Directions for this task | Repeat each line word for word.

Supplied records |

— Begin —

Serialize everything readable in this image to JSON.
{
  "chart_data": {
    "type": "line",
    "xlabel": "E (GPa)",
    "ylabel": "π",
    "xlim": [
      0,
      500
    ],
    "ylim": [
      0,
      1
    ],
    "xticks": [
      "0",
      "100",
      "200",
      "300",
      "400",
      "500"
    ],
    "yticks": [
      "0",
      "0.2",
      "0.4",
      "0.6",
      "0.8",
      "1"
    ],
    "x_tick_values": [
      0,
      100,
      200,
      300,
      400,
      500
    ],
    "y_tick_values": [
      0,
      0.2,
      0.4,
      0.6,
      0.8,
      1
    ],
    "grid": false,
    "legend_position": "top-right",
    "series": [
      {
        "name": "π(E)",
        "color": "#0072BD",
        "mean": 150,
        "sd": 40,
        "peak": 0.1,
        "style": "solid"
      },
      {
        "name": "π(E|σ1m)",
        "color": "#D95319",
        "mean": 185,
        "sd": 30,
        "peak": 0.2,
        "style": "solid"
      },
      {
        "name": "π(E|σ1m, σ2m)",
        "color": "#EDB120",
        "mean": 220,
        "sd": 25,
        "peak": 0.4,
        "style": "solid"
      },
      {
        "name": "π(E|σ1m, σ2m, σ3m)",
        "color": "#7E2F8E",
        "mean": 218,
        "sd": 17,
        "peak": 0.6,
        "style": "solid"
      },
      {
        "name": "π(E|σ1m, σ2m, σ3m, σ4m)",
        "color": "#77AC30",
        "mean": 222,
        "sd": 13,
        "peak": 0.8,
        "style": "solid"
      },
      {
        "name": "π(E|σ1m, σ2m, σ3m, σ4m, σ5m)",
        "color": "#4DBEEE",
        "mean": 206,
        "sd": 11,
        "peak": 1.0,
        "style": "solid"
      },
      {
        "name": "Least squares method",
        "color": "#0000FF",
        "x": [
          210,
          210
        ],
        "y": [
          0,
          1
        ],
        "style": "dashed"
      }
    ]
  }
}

— End —

Written response |
Serialize everything readable in this image to JSON.
{
  "chart_data": {
    "type": "line",
    "xlabel": "E (GPa)",
    "ylabel": "π",
    "xlim": [
      0,
      500
    ],
    "ylim": [
      0,
      1
    ],
    "xticks": [
      "0",
      "100",
      "200",
      "300",
      "400",
      "500"
    ],
    "yticks": [
      "0",
      "0.2",
      "0.4",
      "0.6",
      "0.8",
      "1"
    ],
    "x_tick_values": [
      0,
      100,
      200,
      300,
      400,
      500
    ],
    "y_tick_values": [
      0,
      0.2,
      0.4,
      0.6,
      0.8,
      1
    ],
    "grid": false,
    "legend_position": "top-right",
    "series": [
      {
        "name": "π(E)",
        "color": "#0072BD",
        "mean": 150,
        "sd": 40,
        "peak": 0.1,
        "style": "solid"
      },
      {
        "name": "π(E|σ1m)",
        "color": "#D95319",
        "mean": 185,
        "sd": 30,
        "peak": 0.2,
        "style": "solid"
      },
      {
        "name": "π(E|σ1m, σ2m)",
        "color": "#EDB120",
        "mean": 220,
        "sd": 25,
        "peak": 0.4,
        "style": "solid"
      },
      {
        "name": "π(E|σ1m, σ2m, σ3m)",
        "color": "#7E2F8E",
        "mean": 218,
        "sd": 17,
        "peak": 0.6,
        "style": "solid"
      },
      {
        "name": "π(E|σ1m, σ2m, σ3m, σ4m)",
        "color": "#77AC30",
        "mean": 222,
        "sd": 13,
        "peak": 0.8,
        "style": "solid"
      },
      {
        "name": "π(E|σ1m, σ2m, σ3m, σ4m, σ5m)",
        "color": "#4DBEEE",
        "mean": 206,
        "sd": 11,
        "peak": 1.0,
        "style": "solid"
      },
      {
        "name": "Least squares method",
        "color": "#0000FF",
        "x": [
          210,
          210
        ],
        "y": [
          0,
          1
        ],
        "style": "dashed"
      }
    ]
  }
}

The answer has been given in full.